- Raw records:
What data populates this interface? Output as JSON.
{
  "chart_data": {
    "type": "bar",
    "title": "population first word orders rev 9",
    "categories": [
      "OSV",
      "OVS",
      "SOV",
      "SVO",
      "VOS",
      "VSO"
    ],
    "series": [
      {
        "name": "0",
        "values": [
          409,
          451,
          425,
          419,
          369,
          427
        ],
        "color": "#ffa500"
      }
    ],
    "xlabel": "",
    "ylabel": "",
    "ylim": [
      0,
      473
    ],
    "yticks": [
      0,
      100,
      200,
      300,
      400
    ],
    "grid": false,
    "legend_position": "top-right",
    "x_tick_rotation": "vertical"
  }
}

- TASK TO COMPLETE: Transcribe all of the lines in the records precisely.

- EXPECTED OUTPUT:
What data populates this interface? Output as JSON.
{
  "chart_data": {
    "type": "bar",
    "title": "population first word orders rev 9",
    "categories": [
      "OSV",
      "OVS",
      "SOV",
      "SVO",
      "VOS",
      "VSO"
    ],
    "series": [
      {
        "name": "0",
        "values": [
          409,
          451,
          425,
          419,
          369,
          427
        ],
        "color": "#ffa500"
      }
    ],
    "xlabel": "",
    "ylabel": "",
    "ylim": [
      0,
      473
    ],
    "yticks": [
      0,
      100,
      200,
      300,
      400
    ],
    "grid": false,
    "legend_position": "top-right",
    "x_tick_rotation": "vertical"
  }
}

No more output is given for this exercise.